(DESCRIPTION OF THE TASK):
Search the records for the word "ezzel" and report each line that has it.
## BEGIN
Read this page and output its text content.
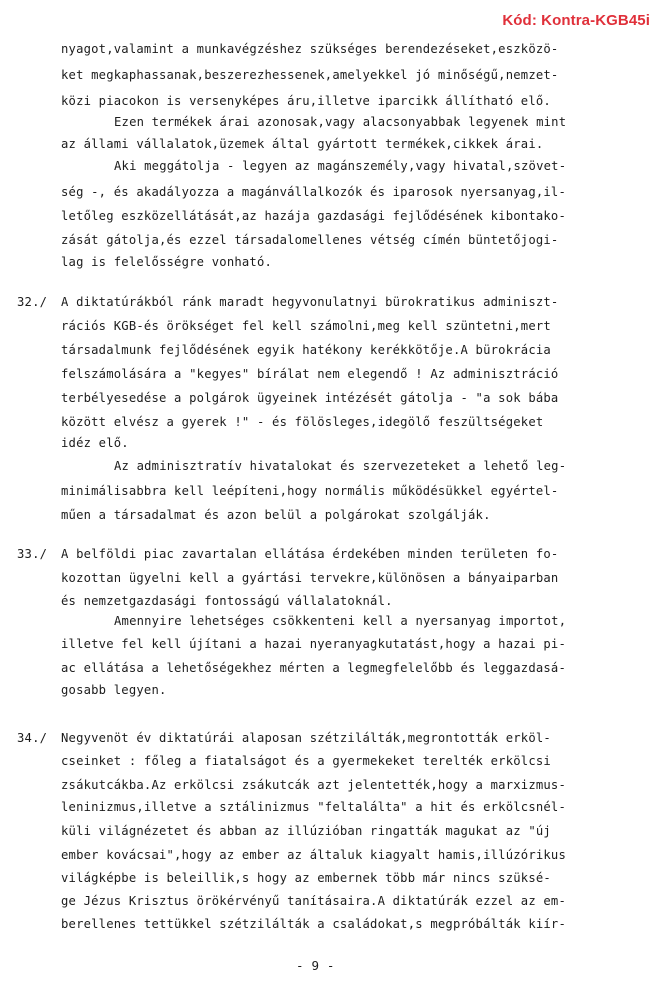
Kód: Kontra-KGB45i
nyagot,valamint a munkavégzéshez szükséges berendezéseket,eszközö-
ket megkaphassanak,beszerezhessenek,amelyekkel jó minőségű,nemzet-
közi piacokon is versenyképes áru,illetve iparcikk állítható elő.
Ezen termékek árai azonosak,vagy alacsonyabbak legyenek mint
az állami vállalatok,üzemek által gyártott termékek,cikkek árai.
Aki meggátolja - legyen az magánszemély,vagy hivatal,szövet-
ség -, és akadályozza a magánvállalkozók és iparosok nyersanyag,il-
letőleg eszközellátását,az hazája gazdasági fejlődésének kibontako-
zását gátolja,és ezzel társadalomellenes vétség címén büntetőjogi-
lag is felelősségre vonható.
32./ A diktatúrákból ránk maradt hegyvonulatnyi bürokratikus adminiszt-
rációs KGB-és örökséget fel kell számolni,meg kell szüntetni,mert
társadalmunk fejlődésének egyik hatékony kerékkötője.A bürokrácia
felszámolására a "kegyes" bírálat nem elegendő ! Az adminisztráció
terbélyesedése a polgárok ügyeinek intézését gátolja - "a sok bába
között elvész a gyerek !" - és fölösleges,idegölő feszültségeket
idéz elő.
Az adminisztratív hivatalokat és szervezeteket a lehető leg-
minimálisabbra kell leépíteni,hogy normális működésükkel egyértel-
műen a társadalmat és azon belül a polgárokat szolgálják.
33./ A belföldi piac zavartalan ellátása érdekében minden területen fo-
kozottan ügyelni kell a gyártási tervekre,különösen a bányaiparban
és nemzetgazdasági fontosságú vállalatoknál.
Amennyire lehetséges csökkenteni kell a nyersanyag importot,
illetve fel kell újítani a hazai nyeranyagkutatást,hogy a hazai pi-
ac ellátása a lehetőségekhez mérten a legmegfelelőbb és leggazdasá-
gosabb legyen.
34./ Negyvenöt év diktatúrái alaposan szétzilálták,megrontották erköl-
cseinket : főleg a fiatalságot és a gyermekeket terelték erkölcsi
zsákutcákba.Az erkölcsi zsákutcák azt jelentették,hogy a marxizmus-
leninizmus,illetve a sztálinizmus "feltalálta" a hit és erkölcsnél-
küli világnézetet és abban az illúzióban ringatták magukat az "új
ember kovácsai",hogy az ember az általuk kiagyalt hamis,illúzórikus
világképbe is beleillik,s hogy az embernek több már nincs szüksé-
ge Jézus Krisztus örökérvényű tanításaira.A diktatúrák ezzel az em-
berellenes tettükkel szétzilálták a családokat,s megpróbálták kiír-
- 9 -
## END
## BEGIN
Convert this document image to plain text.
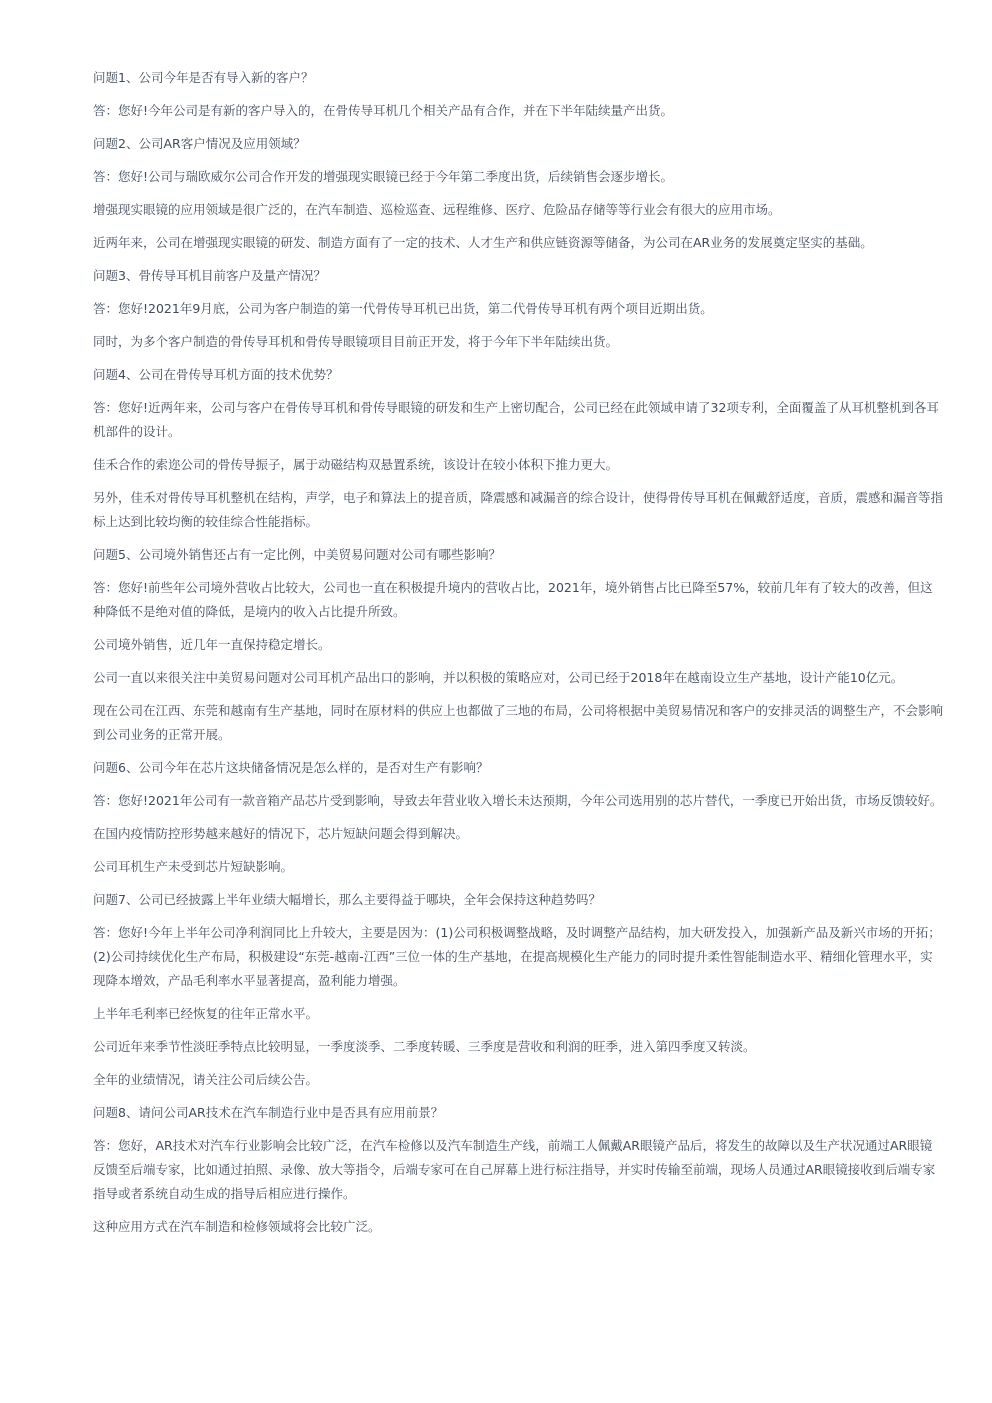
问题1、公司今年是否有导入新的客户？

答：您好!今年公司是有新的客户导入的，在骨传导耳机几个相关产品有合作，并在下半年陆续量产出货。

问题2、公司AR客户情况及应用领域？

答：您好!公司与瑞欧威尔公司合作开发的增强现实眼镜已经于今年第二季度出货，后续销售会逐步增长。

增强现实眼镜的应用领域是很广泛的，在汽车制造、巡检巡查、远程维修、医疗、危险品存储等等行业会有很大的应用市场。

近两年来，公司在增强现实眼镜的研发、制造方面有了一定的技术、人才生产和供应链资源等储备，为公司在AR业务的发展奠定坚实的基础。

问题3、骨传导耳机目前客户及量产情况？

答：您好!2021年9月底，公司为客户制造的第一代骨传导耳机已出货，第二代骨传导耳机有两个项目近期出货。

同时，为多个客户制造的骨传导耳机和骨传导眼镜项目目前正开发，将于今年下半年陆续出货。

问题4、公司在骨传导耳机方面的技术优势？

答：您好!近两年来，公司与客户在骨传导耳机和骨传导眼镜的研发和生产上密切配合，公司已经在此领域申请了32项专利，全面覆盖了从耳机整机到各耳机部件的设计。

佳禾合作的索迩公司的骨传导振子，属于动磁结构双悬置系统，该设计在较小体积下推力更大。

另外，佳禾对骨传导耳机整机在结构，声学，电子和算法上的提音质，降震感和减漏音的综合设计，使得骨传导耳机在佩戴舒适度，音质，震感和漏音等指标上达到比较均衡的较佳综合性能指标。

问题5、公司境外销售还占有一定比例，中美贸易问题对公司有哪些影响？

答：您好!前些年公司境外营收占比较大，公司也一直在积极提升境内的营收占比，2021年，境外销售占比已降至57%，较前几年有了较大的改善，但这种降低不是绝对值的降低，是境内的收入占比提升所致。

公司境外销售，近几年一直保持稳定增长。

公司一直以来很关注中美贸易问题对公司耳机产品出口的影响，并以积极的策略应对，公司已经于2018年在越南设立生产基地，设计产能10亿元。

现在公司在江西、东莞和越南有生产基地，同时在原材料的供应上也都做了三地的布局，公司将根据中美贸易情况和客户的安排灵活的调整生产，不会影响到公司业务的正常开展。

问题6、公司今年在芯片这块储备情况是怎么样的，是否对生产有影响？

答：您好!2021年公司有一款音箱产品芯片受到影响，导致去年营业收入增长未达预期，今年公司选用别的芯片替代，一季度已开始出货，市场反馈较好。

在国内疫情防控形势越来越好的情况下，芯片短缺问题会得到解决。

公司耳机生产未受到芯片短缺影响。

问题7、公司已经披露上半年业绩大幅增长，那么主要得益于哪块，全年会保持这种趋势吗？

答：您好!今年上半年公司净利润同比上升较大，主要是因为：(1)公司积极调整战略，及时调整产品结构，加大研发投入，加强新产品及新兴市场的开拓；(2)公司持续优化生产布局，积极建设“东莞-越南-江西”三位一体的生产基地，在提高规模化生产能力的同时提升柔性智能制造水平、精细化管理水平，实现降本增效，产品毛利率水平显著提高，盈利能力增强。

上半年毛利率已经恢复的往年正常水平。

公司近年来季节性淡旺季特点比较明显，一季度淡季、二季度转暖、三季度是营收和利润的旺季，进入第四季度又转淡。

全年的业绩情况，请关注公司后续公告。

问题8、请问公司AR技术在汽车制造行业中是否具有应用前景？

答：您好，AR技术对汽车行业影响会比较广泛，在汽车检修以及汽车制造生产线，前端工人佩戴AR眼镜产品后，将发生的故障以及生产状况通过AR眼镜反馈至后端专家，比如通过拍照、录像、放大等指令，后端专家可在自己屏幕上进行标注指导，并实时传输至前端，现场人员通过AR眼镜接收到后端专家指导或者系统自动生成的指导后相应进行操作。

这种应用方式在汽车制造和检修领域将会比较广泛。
## END
(FINISHED EXERCISE):
zását gátolja,és ezzel társadalomellenes vétség címén büntetőjogi-
ge Jézus Krisztus örökérvényű tanításaira.A diktatúrák ezzel az em-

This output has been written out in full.